- PROBLEM STATEMENT:
Reproduce every entry that follows word for word, but omit the images.
======== RECORDS SUPPLIED
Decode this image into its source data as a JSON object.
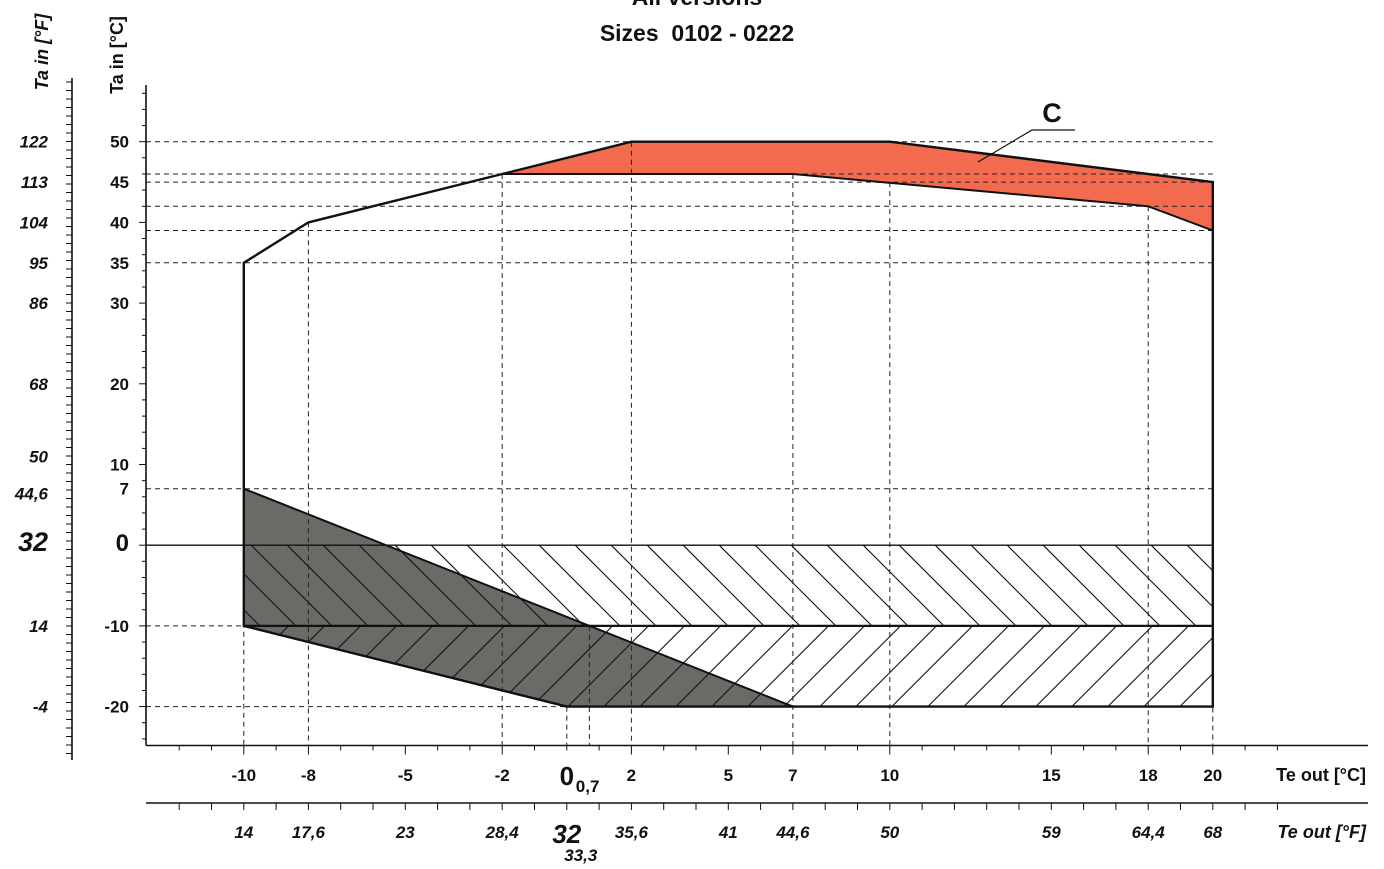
{
  "chart_data": {
    "type": "area",
    "title_line1": "All versions",
    "title_line2": "Sizes  0102 - 0222",
    "y_axis_c_label": "Ta in [°C]",
    "y_axis_f_label": "Ta in [°F]",
    "x_axis_c_label": "Te out [°C]",
    "x_axis_f_label": "Te out [°F]",
    "x_c_ticks": [
      "-10",
      "-8",
      "-5",
      "-2",
      "2",
      "5",
      "7",
      "10",
      "15",
      "18",
      "20"
    ],
    "x_c_ticks_values": [
      -10,
      -8,
      -5,
      -2,
      2,
      5,
      7,
      10,
      15,
      18,
      20
    ],
    "x_c_zero_label": "0",
    "x_c_zero_sub": "0,7",
    "x_f_ticks": [
      "14",
      "17,6",
      "23",
      "28,4",
      "35,6",
      "41",
      "44,6",
      "50",
      "59",
      "64,4",
      "68"
    ],
    "x_f_ticks_values": [
      -10,
      -8,
      -5,
      -2,
      2,
      5,
      7,
      10,
      15,
      18,
      20
    ],
    "x_f_32_label": "32",
    "x_f_333_label": "33,3",
    "y_c_ticks": [
      "50",
      "45",
      "40",
      "35",
      "30",
      "20",
      "10",
      "7",
      "0",
      "-10",
      "-20"
    ],
    "y_c_ticks_values": [
      50,
      45,
      40,
      35,
      30,
      20,
      10,
      7,
      0,
      -10,
      -20
    ],
    "y_f_ticks": [
      "122",
      "113",
      "104",
      "95",
      "86",
      "68",
      "50",
      "44,6",
      "32",
      "14",
      "-4"
    ],
    "y_f_ticks_values": [
      50,
      45,
      40,
      35,
      30,
      20,
      10,
      7,
      0,
      -10,
      -20
    ],
    "xlim": [
      -13,
      23
    ],
    "ylim": [
      -25,
      58
    ],
    "envelope_outline": [
      [
        -10,
        35
      ],
      [
        -8,
        40
      ],
      [
        -2,
        46
      ],
      [
        2,
        50
      ],
      [
        10,
        50
      ],
      [
        20,
        45
      ],
      [
        20,
        -20
      ],
      [
        7,
        -20
      ],
      [
        0,
        -20
      ],
      [
        -10,
        -10
      ],
      [
        -10,
        35
      ]
    ],
    "region_c_label": "C",
    "region_c_color": "#f26b4f",
    "region_c_polygon": [
      [
        -2,
        46
      ],
      [
        2,
        50
      ],
      [
        10,
        50
      ],
      [
        20,
        45
      ],
      [
        20,
        39
      ],
      [
        18,
        42
      ],
      [
        7,
        46
      ]
    ],
    "gray_region_color": "#6b6a66",
    "gray_region_polygon": [
      [
        -10,
        7
      ],
      [
        7,
        -20
      ],
      [
        0,
        -20
      ],
      [
        -10,
        -10
      ]
    ],
    "hatch_band_upper": [
      0,
      -10
    ],
    "hatch_band_lower": [
      -10,
      -20
    ],
    "hatch_lower_start_x": 0.7,
    "grid_dashed": true,
    "guide_lines": [
      {
        "x": -10,
        "y": 35
      },
      {
        "x": -8,
        "y": 40
      },
      {
        "x": -2,
        "y": 46
      },
      {
        "x": 2,
        "y": 50
      },
      {
        "x": 7,
        "y": 46
      },
      {
        "x": 10,
        "y": 45
      },
      {
        "x": 18,
        "y": 42
      },
      {
        "x": 20,
        "y": 39
      },
      {
        "x": 0,
        "y": -20
      },
      {
        "x": 0.7,
        "y": -10
      }
    ],
    "hline_levels": [
      50,
      46,
      45,
      42,
      39,
      35,
      7,
      -10,
      -20
    ]
  }
}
================
- WRITTEN RESPONSE:
Decode this image into its source data as a JSON object.
{
  "chart_data": {
    "type": "area",
    "title_line1": "All versions",
    "title_line2": "Sizes  0102 - 0222",
    "y_axis_c_label": "Ta in [°C]",
    "y_axis_f_label": "Ta in [°F]",
    "x_axis_c_label": "Te out [°C]",
    "x_axis_f_label": "Te out [°F]",
    "x_c_ticks": [
      "-10",
      "-8",
      "-5",
      "-2",
      "2",
      "5",
      "7",
      "10",
      "15",
      "18",
      "20"
    ],
    "x_c_ticks_values": [
      -10,
      -8,
      -5,
      -2,
      2,
      5,
      7,
      10,
      15,
      18,
      20
    ],
    "x_c_zero_label": "0",
    "x_c_zero_sub": "0,7",
    "x_f_ticks": [
      "14",
      "17,6",
      "23",
      "28,4",
      "35,6",
      "41",
      "44,6",
      "50",
      "59",
      "64,4",
      "68"
    ],
    "x_f_ticks_values": [
      -10,
      -8,
      -5,
      -2,
      2,
      5,
      7,
      10,
      15,
      18,
      20
    ],
    "x_f_32_label": "32",
    "x_f_333_label": "33,3",
    "y_c_ticks": [
      "50",
      "45",
      "40",
      "35",
      "30",
      "20",
      "10",
      "7",
      "0",
      "-10",
      "-20"
    ],
    "y_c_ticks_values": [
      50,
      45,
      40,
      35,
      30,
      20,
      10,
      7,
      0,
      -10,
      -20
    ],
    "y_f_ticks": [
      "122",
      "113",
      "104",
      "95",
      "86",
      "68",
      "50",
      "44,6",
      "32",
      "14",
      "-4"
    ],
    "y_f_ticks_values": [
      50,
      45,
      40,
      35,
      30,
      20,
      10,
      7,
      0,
      -10,
      -20
    ],
    "xlim": [
      -13,
      23
    ],
    "ylim": [
      -25,
      58
    ],
    "envelope_outline": [
      [
        -10,
        35
      ],
      [
        -8,
        40
      ],
      [
        -2,
        46
      ],
      [
        2,
        50
      ],
      [
        10,
        50
      ],
      [
        20,
        45
      ],
      [
        20,
        -20
      ],
      [
        7,
        -20
      ],
      [
        0,
        -20
      ],
      [
        -10,
        -10
      ],
      [
        -10,
        35
      ]
    ],
    "region_c_label": "C",
    "region_c_color": "#f26b4f",
    "region_c_polygon": [
      [
        -2,
        46
      ],
      [
        2,
        50
      ],
      [
        10,
        50
      ],
      [
        20,
        45
      ],
      [
        20,
        39
      ],
      [
        18,
        42
      ],
      [
        7,
        46
      ]
    ],
    "gray_region_color": "#6b6a66",
    "gray_region_polygon": [
      [
        -10,
        7
      ],
      [
        7,
        -20
      ],
      [
        0,
        -20
      ],
      [
        -10,
        -10
      ]
    ],
    "hatch_band_upper": [
      0,
      -10
    ],
    "hatch_band_lower": [
      -10,
      -20
    ],
    "hatch_lower_start_x": 0.7,
    "grid_dashed": true,
    "guide_lines": [
      {
        "x": -10,
        "y": 35
      },
      {
        "x": -8,
        "y": 40
      },
      {
        "x": -2,
        "y": 46
      },
      {
        "x": 2,
        "y": 50
      },
      {
        "x": 7,
        "y": 46
      },
      {
        "x": 10,
        "y": 45
      },
      {
        "x": 18,
        "y": 42
      },
      {
        "x": 20,
        "y": 39
      },
      {
        "x": 0,
        "y": -20
      },
      {
        "x": 0.7,
        "y": -10
      }
    ],
    "hline_levels": [
      50,
      46,
      45,
      42,
      39,
      35,
      7,
      -10,
      -20
    ]
  }
}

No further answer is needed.